***** Material to process *****

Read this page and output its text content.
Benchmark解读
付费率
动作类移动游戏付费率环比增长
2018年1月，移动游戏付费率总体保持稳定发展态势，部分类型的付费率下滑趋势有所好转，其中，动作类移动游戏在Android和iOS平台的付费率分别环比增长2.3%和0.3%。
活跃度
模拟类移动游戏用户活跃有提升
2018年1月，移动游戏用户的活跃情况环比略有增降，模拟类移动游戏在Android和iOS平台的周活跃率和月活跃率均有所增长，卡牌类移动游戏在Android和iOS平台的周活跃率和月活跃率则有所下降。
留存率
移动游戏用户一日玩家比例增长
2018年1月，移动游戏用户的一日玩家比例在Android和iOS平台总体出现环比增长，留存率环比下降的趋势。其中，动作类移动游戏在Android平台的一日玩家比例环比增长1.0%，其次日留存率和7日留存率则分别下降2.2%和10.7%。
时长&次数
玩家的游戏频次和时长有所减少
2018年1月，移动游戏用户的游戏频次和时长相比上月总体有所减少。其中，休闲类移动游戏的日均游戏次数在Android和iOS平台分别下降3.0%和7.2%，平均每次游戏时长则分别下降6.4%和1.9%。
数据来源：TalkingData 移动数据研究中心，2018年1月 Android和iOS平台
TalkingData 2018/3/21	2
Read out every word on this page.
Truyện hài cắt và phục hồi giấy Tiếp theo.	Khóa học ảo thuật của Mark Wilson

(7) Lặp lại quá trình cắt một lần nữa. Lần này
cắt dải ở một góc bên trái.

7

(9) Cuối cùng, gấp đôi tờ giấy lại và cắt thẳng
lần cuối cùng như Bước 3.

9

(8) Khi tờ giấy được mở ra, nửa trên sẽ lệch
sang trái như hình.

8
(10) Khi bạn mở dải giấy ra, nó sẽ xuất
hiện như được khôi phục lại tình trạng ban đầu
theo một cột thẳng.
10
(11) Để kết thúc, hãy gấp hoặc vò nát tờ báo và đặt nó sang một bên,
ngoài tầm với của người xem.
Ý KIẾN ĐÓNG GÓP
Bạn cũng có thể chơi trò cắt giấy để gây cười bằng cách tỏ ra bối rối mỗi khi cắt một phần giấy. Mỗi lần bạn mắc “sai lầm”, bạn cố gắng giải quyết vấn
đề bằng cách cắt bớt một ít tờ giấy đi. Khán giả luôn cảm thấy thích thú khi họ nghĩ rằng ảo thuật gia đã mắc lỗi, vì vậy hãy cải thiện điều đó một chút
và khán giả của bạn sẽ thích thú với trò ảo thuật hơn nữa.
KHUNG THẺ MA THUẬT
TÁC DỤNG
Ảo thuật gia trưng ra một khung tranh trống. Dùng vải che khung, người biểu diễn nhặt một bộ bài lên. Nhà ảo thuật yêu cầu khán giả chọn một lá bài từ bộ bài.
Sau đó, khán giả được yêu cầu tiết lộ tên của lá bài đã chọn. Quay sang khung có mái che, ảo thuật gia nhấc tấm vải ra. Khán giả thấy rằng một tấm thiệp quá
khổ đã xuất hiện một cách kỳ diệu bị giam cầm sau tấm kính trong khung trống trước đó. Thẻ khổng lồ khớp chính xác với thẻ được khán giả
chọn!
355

*****

## What is expected
Copy every record above exactly as it appears.

## Full solution
Read this page and output its text content.
Benchmark解读
付费率
动作类移动游戏付费率环比增长
2018年1月，移动游戏付费率总体保持稳定发展态势，部分类型的付费率下滑趋势有所好转，其中，动作类移动游戏在Android和iOS平台的付费率分别环比增长2.3%和0.3%。
活跃度
模拟类移动游戏用户活跃有提升
2018年1月，移动游戏用户的活跃情况环比略有增降，模拟类移动游戏在Android和iOS平台的周活跃率和月活跃率均有所增长，卡牌类移动游戏在Android和iOS平台的周活跃率和月活跃率则有所下降。
留存率
移动游戏用户一日玩家比例增长
2018年1月，移动游戏用户的一日玩家比例在Android和iOS平台总体出现环比增长，留存率环比下降的趋势。其中，动作类移动游戏在Android平台的一日玩家比例环比增长1.0%，其次日留存率和7日留存率则分别下降2.2%和10.7%。
时长&次数
玩家的游戏频次和时长有所减少
2018年1月，移动游戏用户的游戏频次和时长相比上月总体有所减少。其中，休闲类移动游戏的日均游戏次数在Android和iOS平台分别下降3.0%和7.2%，平均每次游戏时长则分别下降6.4%和1.9%。
数据来源：TalkingData 移动数据研究中心，2018年1月 Android和iOS平台
TalkingData 2018/3/21	2
Read out every word on this page.
Truyện hài cắt và phục hồi giấy Tiếp theo.	Khóa học ảo thuật của Mark Wilson

(7) Lặp lại quá trình cắt một lần nữa. Lần này
cắt dải ở một góc bên trái.

7

(9) Cuối cùng, gấp đôi tờ giấy lại và cắt thẳng
lần cuối cùng như Bước 3.

9

(8) Khi tờ giấy được mở ra, nửa trên sẽ lệch
sang trái như hình.

8
(10) Khi bạn mở dải giấy ra, nó sẽ xuất
hiện như được khôi phục lại tình trạng ban đầu
theo một cột thẳng.
10
(11) Để kết thúc, hãy gấp hoặc vò nát tờ báo và đặt nó sang một bên,
ngoài tầm với của người xem.
Ý KIẾN ĐÓNG GÓP
Bạn cũng có thể chơi trò cắt giấy để gây cười bằng cách tỏ ra bối rối mỗi khi cắt một phần giấy. Mỗi lần bạn mắc “sai lầm”, bạn cố gắng giải quyết vấn
đề bằng cách cắt bớt một ít tờ giấy đi. Khán giả luôn cảm thấy thích thú khi họ nghĩ rằng ảo thuật gia đã mắc lỗi, vì vậy hãy cải thiện điều đó một chút
và khán giả của bạn sẽ thích thú với trò ảo thuật hơn nữa.
KHUNG THẺ MA THUẬT
TÁC DỤNG
Ảo thuật gia trưng ra một khung tranh trống. Dùng vải che khung, người biểu diễn nhặt một bộ bài lên. Nhà ảo thuật yêu cầu khán giả chọn một lá bài từ bộ bài.
Sau đó, khán giả được yêu cầu tiết lộ tên của lá bài đã chọn. Quay sang khung có mái che, ảo thuật gia nhấc tấm vải ra. Khán giả thấy rằng một tấm thiệp quá
khổ đã xuất hiện một cách kỳ diệu bị giam cầm sau tấm kính trong khung trống trước đó. Thẻ khổng lồ khớp chính xác với thẻ được khán giả
chọn!
355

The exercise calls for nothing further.